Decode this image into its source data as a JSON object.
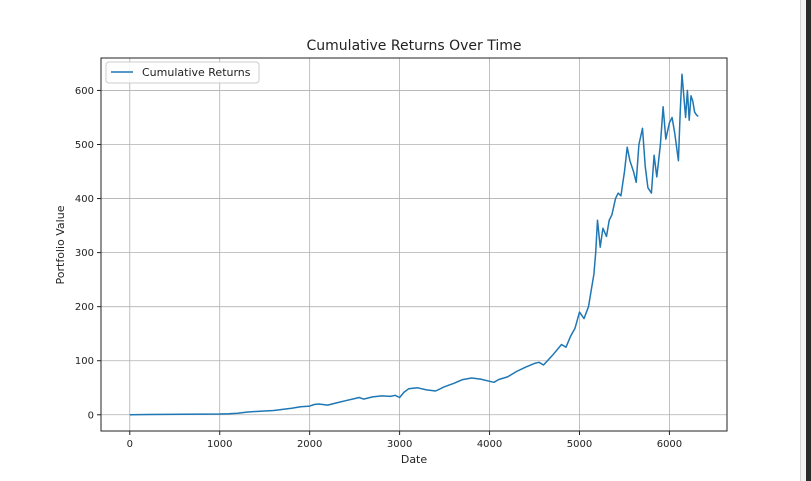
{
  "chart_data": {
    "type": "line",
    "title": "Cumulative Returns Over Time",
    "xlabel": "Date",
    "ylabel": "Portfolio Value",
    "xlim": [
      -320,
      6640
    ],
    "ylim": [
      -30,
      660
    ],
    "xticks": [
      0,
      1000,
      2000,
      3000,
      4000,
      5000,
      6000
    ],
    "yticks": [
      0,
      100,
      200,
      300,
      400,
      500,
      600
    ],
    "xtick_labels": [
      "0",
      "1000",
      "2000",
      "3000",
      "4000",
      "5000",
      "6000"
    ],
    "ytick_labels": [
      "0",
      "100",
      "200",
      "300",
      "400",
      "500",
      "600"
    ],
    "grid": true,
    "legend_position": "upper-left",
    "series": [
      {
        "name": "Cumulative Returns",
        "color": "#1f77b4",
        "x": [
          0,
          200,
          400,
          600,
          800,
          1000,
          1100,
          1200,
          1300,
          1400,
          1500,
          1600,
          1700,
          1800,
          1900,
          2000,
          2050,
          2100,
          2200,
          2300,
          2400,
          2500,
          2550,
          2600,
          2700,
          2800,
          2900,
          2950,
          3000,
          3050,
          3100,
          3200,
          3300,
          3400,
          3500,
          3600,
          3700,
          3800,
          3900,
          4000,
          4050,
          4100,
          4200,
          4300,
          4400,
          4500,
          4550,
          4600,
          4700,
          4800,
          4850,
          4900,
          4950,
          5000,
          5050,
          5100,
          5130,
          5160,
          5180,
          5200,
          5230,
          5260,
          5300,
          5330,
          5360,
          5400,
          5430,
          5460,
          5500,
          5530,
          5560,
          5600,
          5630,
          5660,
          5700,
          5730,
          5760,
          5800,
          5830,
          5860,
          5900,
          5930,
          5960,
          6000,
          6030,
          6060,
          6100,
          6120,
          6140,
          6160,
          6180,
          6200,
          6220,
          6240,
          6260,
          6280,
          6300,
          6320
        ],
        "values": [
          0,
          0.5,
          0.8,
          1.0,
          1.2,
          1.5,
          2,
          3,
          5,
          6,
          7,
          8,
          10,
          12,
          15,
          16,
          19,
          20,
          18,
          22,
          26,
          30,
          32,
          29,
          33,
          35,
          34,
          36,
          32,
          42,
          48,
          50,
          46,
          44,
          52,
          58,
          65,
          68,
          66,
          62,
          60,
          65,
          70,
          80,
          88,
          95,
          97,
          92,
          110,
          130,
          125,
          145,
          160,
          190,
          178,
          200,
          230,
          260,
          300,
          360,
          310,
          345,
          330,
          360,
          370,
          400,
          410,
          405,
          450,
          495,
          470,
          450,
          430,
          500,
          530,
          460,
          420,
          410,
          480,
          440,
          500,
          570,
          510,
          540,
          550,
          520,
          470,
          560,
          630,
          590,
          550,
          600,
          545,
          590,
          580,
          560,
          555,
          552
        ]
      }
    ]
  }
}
**********
**Exercise:**
Reproduce all entries without any change, and omit the pictures.

**Solution to the exercise:**
Decode this image into its source data as a JSON object.
{
  "chart_data": {
    "type": "line",
    "title": "Cumulative Returns Over Time",
    "xlabel": "Date",
    "ylabel": "Portfolio Value",
    "xlim": [
      -320,
      6640
    ],
    "ylim": [
      -30,
      660
    ],
    "xticks": [
      0,
      1000,
      2000,
      3000,
      4000,
      5000,
      6000
    ],
    "yticks": [
      0,
      100,
      200,
      300,
      400,
      500,
      600
    ],
    "xtick_labels": [
      "0",
      "1000",
      "2000",
      "3000",
      "4000",
      "5000",
      "6000"
    ],
    "ytick_labels": [
      "0",
      "100",
      "200",
      "300",
      "400",
      "500",
      "600"
    ],
    "grid": true,
    "legend_position": "upper-left",
    "series": [
      {
        "name": "Cumulative Returns",
        "color": "#1f77b4",
        "x": [
          0,
          200,
          400,
          600,
          800,
          1000,
          1100,
          1200,
          1300,
          1400,
          1500,
          1600,
          1700,
          1800,
          1900,
          2000,
          2050,
          2100,
          2200,
          2300,
          2400,
          2500,
          2550,
          2600,
          2700,
          2800,
          2900,
          2950,
          3000,
          3050,
          3100,
          3200,
          3300,
          3400,
          3500,
          3600,
          3700,
          3800,
          3900,
          4000,
          4050,
          4100,
          4200,
          4300,
          4400,
          4500,
          4550,
          4600,
          4700,
          4800,
          4850,
          4900,
          4950,
          5000,
          5050,
          5100,
          5130,
          5160,
          5180,
          5200,
          5230,
          5260,
          5300,
          5330,
          5360,
          5400,
          5430,
          5460,
          5500,
          5530,
          5560,
          5600,
          5630,
          5660,
          5700,
          5730,
          5760,
          5800,
          5830,
          5860,
          5900,
          5930,
          5960,
          6000,
          6030,
          6060,
          6100,
          6120,
          6140,
          6160,
          6180,
          6200,
          6220,
          6240,
          6260,
          6280,
          6300,
          6320
        ],
        "values": [
          0,
          0.5,
          0.8,
          1.0,
          1.2,
          1.5,
          2,
          3,
          5,
          6,
          7,
          8,
          10,
          12,
          15,
          16,
          19,
          20,
          18,
          22,
          26,
          30,
          32,
          29,
          33,
          35,
          34,
          36,
          32,
          42,
          48,
          50,
          46,
          44,
          52,
          58,
          65,
          68,
          66,
          62,
          60,
          65,
          70,
          80,
          88,
          95,
          97,
          92,
          110,
          130,
          125,
          145,
          160,
          190,
          178,
          200,
          230,
          260,
          300,
          360,
          310,
          345,
          330,
          360,
          370,
          400,
          410,
          405,
          450,
          495,
          470,
          450,
          430,
          500,
          530,
          460,
          420,
          410,
          480,
          440,
          500,
          570,
          510,
          540,
          550,
          520,
          470,
          560,
          630,
          590,
          550,
          600,
          545,
          590,
          580,
          560,
          555,
          552
        ]
      }
    ]
  }
}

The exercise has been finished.